Task instructions
Pick out each line in these entries that contains the string "source".
[Begin Data records]
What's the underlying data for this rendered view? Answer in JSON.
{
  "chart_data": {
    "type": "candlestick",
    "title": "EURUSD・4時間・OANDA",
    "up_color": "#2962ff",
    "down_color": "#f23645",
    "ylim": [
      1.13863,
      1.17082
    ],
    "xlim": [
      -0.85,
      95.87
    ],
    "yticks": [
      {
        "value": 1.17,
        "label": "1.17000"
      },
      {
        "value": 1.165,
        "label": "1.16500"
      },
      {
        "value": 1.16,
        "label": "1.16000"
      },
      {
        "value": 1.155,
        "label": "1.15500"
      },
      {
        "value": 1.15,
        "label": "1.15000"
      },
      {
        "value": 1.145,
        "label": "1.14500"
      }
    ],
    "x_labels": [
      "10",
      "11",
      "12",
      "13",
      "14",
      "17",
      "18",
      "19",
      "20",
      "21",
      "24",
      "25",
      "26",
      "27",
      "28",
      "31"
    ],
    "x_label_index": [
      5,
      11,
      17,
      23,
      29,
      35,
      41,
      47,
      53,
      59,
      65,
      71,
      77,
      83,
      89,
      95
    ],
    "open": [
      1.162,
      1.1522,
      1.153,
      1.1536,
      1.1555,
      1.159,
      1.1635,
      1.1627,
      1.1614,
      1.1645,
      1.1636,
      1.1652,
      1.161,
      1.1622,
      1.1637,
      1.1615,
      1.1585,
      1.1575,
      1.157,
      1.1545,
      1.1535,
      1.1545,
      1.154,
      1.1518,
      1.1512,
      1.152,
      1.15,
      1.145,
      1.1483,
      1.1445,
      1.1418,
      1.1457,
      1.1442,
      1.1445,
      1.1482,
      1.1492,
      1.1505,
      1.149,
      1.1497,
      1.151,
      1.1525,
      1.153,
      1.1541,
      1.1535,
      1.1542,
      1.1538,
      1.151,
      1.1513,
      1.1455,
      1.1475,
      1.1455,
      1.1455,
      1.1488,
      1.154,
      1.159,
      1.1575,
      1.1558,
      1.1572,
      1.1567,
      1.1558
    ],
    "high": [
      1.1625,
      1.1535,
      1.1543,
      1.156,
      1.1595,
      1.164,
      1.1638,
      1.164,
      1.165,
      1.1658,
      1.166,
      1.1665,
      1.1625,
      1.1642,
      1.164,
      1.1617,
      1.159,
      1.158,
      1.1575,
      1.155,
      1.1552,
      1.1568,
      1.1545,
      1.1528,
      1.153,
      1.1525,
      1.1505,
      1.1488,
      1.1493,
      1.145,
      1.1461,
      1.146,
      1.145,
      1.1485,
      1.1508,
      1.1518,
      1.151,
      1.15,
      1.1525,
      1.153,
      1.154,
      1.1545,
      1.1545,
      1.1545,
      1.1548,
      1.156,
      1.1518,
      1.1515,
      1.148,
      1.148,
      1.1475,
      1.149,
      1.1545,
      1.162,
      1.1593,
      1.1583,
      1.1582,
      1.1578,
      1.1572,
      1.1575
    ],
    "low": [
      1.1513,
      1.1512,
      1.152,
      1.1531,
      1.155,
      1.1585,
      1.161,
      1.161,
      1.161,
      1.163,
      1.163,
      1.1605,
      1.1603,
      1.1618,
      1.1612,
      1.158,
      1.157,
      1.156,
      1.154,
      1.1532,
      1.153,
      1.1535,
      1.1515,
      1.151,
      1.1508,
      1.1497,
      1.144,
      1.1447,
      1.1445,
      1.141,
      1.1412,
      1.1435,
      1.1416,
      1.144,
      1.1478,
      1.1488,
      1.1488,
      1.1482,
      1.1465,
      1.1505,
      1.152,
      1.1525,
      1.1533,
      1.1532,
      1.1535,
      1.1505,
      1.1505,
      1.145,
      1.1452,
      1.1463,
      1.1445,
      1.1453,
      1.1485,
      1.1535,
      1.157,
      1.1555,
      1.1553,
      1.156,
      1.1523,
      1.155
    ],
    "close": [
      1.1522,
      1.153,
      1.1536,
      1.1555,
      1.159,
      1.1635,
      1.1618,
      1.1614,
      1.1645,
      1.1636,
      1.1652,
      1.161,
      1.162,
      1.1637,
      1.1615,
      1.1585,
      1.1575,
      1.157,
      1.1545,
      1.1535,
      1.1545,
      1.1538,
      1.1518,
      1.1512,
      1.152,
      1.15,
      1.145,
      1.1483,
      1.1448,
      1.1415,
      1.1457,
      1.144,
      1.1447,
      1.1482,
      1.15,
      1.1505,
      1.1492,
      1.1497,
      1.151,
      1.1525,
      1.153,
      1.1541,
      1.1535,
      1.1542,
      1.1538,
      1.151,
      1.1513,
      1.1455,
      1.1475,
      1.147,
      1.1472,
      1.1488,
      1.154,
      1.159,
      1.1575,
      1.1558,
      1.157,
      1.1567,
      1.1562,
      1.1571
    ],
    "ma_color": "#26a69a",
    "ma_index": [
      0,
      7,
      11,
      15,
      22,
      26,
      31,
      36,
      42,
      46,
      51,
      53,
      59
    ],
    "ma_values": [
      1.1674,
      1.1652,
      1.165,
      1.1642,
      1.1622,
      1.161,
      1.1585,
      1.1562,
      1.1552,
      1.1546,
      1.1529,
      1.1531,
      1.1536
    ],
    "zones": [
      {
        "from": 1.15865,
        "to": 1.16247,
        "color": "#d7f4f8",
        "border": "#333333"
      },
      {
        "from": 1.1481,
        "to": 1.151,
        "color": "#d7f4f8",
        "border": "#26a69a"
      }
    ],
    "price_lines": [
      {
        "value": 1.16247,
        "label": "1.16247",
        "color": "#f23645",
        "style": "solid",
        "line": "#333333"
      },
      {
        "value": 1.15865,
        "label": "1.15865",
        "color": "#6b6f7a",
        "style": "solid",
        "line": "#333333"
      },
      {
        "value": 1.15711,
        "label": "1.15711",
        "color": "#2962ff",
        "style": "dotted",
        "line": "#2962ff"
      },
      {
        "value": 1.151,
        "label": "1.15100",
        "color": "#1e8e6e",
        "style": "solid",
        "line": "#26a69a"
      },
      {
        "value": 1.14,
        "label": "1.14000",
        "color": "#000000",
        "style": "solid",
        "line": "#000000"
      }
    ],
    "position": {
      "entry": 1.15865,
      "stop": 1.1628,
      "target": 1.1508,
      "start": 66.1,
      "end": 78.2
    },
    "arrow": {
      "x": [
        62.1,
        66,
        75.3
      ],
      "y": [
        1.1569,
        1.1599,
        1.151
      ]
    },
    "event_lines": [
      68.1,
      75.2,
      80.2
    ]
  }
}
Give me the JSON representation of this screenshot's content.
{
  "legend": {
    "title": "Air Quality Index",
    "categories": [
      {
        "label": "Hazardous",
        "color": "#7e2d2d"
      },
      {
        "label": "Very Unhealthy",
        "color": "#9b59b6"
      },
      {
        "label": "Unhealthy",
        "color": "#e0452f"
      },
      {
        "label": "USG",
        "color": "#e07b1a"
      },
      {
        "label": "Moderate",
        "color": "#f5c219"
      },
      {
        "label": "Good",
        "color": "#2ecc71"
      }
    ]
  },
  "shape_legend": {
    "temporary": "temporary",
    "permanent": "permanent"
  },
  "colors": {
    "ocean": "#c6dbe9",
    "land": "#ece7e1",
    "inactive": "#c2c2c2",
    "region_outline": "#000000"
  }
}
[End Data records]
[Begin Data records]
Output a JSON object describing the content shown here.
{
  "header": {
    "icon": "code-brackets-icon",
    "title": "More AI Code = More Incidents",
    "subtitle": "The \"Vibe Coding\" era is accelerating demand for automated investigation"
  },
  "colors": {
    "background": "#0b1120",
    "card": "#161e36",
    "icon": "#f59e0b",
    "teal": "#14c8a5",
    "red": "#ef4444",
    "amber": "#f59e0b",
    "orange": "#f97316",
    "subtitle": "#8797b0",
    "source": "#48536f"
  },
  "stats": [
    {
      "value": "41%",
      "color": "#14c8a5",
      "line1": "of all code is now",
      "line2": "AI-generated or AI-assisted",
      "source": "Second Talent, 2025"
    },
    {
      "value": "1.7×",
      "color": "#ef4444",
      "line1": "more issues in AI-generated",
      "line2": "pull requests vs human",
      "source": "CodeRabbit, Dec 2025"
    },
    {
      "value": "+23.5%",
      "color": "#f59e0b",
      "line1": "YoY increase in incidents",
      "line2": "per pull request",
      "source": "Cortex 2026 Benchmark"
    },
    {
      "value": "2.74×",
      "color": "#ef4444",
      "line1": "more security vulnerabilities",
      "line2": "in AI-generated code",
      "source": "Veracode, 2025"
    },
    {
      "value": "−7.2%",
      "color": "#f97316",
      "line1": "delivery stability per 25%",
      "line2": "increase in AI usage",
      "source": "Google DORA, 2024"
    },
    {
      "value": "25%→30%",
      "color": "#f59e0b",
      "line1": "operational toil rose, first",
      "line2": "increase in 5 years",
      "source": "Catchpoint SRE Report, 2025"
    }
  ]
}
[End Data records]
[Begin Data records]
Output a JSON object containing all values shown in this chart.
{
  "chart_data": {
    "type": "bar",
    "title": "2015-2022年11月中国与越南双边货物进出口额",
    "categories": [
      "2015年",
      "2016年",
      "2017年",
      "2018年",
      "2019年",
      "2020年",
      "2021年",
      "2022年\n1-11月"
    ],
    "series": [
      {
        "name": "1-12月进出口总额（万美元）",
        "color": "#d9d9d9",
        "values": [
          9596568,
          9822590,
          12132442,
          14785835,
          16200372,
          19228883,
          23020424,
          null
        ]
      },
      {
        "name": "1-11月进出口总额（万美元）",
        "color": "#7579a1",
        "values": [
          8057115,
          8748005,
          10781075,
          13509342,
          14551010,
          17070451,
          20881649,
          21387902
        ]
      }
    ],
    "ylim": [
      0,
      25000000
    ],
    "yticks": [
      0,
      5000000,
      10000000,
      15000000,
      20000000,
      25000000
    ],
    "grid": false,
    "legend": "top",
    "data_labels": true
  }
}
[End Data records]
Answer to the exercise
    "source": "#48536f"
      "source": "Second Talent, 2025"
      "source": "CodeRabbit, Dec 2025"
      "source": "Cortex 2026 Benchmark"
      "source": "Veracode, 2025"
      "source": "Google DORA, 2024"
      "source": "Catchpoint SRE Report, 2025"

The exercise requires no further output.